- _Information supplied_:
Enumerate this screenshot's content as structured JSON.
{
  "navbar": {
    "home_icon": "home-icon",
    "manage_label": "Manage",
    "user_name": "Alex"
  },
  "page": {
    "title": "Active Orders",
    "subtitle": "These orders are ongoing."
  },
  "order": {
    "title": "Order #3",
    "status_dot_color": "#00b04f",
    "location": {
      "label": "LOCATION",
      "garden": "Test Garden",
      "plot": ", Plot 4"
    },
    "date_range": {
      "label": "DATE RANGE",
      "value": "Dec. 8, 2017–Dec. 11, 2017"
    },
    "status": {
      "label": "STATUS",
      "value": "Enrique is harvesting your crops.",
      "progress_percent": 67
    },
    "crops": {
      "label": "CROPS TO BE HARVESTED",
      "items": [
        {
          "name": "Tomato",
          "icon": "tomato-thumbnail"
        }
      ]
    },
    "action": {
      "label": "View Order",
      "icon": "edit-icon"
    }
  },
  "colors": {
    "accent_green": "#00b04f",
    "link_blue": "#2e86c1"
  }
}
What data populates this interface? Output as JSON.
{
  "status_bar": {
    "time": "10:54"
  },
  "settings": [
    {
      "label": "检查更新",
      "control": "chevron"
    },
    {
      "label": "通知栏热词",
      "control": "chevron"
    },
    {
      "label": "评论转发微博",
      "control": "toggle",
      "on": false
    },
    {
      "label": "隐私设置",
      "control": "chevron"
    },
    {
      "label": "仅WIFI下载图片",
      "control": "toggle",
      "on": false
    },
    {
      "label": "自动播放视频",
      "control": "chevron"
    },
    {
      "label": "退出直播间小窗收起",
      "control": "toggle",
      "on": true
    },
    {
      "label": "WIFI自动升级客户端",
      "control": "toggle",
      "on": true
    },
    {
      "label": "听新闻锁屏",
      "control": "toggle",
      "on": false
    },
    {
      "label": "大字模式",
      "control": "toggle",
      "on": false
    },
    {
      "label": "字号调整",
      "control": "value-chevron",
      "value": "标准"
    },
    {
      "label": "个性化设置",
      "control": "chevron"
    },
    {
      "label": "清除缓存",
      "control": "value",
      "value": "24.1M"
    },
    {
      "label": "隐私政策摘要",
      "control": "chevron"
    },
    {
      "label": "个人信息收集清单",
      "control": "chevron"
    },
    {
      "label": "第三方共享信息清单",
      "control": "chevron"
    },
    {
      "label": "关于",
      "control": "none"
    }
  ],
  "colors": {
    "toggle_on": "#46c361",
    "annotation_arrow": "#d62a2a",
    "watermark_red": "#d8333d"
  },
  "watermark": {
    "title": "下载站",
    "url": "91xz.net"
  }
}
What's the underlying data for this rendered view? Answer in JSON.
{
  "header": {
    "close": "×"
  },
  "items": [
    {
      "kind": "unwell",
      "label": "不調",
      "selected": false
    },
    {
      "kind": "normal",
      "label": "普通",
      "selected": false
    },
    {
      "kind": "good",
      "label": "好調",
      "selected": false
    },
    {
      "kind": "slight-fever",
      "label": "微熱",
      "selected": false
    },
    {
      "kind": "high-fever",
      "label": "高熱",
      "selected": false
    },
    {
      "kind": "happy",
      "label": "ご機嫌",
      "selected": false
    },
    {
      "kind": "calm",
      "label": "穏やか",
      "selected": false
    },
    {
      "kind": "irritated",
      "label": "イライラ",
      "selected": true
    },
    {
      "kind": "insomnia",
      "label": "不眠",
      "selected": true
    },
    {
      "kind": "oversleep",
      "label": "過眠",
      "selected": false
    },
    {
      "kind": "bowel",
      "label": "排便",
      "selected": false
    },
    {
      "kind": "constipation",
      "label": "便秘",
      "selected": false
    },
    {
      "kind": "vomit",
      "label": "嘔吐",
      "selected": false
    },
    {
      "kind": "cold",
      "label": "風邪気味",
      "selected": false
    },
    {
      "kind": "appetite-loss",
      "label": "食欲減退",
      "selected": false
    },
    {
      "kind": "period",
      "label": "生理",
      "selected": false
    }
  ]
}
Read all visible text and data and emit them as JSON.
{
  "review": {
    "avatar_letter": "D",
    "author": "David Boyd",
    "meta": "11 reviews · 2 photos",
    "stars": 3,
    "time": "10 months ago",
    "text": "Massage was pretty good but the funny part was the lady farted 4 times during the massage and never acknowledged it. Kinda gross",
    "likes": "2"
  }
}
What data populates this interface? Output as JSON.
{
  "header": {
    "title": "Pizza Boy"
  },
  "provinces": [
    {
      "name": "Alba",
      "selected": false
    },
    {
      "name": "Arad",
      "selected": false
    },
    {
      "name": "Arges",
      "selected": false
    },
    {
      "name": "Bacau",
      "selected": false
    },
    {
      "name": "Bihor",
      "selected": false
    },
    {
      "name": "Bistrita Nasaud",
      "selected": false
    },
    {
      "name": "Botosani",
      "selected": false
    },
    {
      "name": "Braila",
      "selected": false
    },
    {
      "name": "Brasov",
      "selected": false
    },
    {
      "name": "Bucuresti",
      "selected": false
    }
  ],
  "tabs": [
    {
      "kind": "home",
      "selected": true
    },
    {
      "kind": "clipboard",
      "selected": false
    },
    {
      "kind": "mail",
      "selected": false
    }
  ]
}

- _Task brief_: Reproduce every line of the listing above in which the string "data" appears.

- _Full output_:
What data populates this interface? Output as JSON.
What's the underlying data for this rendered view? Answer in JSON.
Read all visible text and data and emit them as JSON.
What data populates this interface? Output as JSON.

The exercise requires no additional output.